* _THE REQUEST_: Skip the pictures and extract all of the lines exactly as written.

* _DATA_:
□ □ □
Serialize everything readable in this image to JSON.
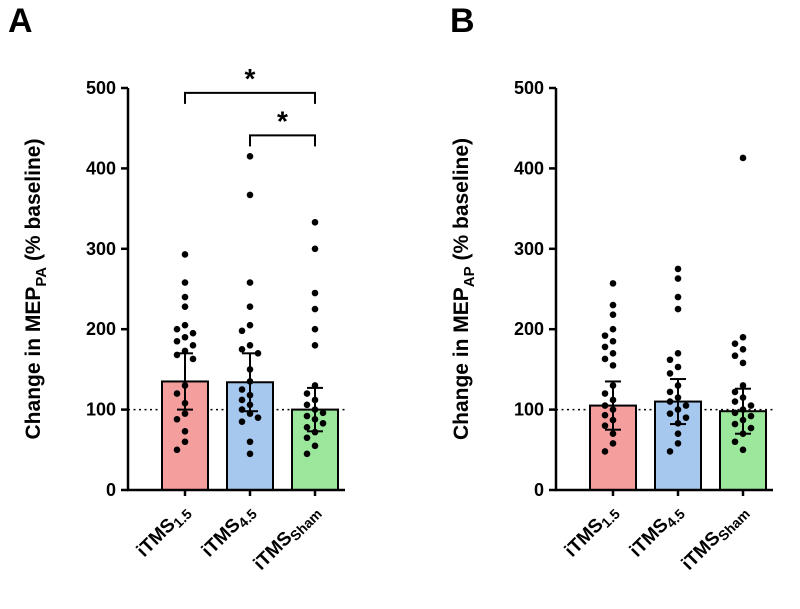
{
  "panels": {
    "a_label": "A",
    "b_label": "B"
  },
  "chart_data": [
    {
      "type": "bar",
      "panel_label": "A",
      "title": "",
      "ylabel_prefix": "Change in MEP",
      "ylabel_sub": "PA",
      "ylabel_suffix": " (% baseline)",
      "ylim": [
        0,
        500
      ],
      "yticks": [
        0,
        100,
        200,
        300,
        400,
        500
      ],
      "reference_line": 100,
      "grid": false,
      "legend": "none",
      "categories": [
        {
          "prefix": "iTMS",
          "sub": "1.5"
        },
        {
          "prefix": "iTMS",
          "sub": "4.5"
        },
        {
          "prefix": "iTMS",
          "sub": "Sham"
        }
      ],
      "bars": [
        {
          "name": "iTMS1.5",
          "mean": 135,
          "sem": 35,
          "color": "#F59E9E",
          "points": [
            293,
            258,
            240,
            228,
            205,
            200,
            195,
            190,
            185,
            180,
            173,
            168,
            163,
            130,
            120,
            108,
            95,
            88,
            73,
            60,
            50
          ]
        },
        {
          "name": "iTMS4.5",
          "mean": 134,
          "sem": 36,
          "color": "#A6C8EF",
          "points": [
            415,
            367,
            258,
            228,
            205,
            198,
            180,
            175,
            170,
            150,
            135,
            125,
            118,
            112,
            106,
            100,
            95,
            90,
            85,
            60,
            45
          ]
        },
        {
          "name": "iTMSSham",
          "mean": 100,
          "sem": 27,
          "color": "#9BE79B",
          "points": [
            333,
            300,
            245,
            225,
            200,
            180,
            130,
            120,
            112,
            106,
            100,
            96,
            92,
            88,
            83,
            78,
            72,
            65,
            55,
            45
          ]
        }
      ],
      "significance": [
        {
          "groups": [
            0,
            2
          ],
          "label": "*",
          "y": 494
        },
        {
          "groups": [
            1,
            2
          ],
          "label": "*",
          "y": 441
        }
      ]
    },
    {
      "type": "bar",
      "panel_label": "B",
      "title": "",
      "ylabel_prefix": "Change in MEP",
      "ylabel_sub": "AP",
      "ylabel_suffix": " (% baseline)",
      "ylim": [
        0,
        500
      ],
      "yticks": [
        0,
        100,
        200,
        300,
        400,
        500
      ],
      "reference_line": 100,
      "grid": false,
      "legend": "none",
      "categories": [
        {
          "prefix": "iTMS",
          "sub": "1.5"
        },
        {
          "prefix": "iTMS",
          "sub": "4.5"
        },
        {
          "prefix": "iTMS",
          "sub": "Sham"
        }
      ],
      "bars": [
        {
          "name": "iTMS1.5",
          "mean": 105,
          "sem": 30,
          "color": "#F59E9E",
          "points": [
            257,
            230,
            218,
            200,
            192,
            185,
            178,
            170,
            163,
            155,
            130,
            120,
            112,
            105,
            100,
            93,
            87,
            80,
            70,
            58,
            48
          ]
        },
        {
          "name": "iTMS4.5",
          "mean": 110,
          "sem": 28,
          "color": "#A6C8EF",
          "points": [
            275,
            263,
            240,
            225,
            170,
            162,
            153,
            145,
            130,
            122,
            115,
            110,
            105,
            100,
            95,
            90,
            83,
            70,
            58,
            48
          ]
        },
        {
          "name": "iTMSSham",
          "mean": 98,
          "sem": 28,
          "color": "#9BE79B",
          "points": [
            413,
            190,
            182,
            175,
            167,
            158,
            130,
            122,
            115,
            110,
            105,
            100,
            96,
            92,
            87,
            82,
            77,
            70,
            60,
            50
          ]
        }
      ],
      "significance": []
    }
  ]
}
□ □ □
* _ANSWER TO THIS TASK_:
Serialize everything readable in this image to JSON.
{
  "panels": {
    "a_label": "A",
    "b_label": "B"
  },
  "chart_data": [
    {
      "type": "bar",
      "panel_label": "A",
      "title": "",
      "ylabel_prefix": "Change in MEP",
      "ylabel_sub": "PA",
      "ylabel_suffix": " (% baseline)",
      "ylim": [
        0,
        500
      ],
      "yticks": [
        0,
        100,
        200,
        300,
        400,
        500
      ],
      "reference_line": 100,
      "grid": false,
      "legend": "none",
      "categories": [
        {
          "prefix": "iTMS",
          "sub": "1.5"
        },
        {
          "prefix": "iTMS",
          "sub": "4.5"
        },
        {
          "prefix": "iTMS",
          "sub": "Sham"
        }
      ],
      "bars": [
        {
          "name": "iTMS1.5",
          "mean": 135,
          "sem": 35,
          "color": "#F59E9E",
          "points": [
            293,
            258,
            240,
            228,
            205,
            200,
            195,
            190,
            185,
            180,
            173,
            168,
            163,
            130,
            120,
            108,
            95,
            88,
            73,
            60,
            50
          ]
        },
        {
          "name": "iTMS4.5",
          "mean": 134,
          "sem": 36,
          "color": "#A6C8EF",
          "points": [
            415,
            367,
            258,
            228,
            205,
            198,
            180,
            175,
            170,
            150,
            135,
            125,
            118,
            112,
            106,
            100,
            95,
            90,
            85,
            60,
            45
          ]
        },
        {
          "name": "iTMSSham",
          "mean": 100,
          "sem": 27,
          "color": "#9BE79B",
          "points": [
            333,
            300,
            245,
            225,
            200,
            180,
            130,
            120,
            112,
            106,
            100,
            96,
            92,
            88,
            83,
            78,
            72,
            65,
            55,
            45
          ]
        }
      ],
      "significance": [
        {
          "groups": [
            0,
            2
          ],
          "label": "*",
          "y": 494
        },
        {
          "groups": [
            1,
            2
          ],
          "label": "*",
          "y": 441
        }
      ]
    },
    {
      "type": "bar",
      "panel_label": "B",
      "title": "",
      "ylabel_prefix": "Change in MEP",
      "ylabel_sub": "AP",
      "ylabel_suffix": " (% baseline)",
      "ylim": [
        0,
        500
      ],
      "yticks": [
        0,
        100,
        200,
        300,
        400,
        500
      ],
      "reference_line": 100,
      "grid": false,
      "legend": "none",
      "categories": [
        {
          "prefix": "iTMS",
          "sub": "1.5"
        },
        {
          "prefix": "iTMS",
          "sub": "4.5"
        },
        {
          "prefix": "iTMS",
          "sub": "Sham"
        }
      ],
      "bars": [
        {
          "name": "iTMS1.5",
          "mean": 105,
          "sem": 30,
          "color": "#F59E9E",
          "points": [
            257,
            230,
            218,
            200,
            192,
            185,
            178,
            170,
            163,
            155,
            130,
            120,
            112,
            105,
            100,
            93,
            87,
            80,
            70,
            58,
            48
          ]
        },
        {
          "name": "iTMS4.5",
          "mean": 110,
          "sem": 28,
          "color": "#A6C8EF",
          "points": [
            275,
            263,
            240,
            225,
            170,
            162,
            153,
            145,
            130,
            122,
            115,
            110,
            105,
            100,
            95,
            90,
            83,
            70,
            58,
            48
          ]
        },
        {
          "name": "iTMSSham",
          "mean": 98,
          "sem": 28,
          "color": "#9BE79B",
          "points": [
            413,
            190,
            182,
            175,
            167,
            158,
            130,
            122,
            115,
            110,
            105,
            100,
            96,
            92,
            87,
            82,
            77,
            70,
            60,
            50
          ]
        }
      ],
      "significance": []
    }
  ]
}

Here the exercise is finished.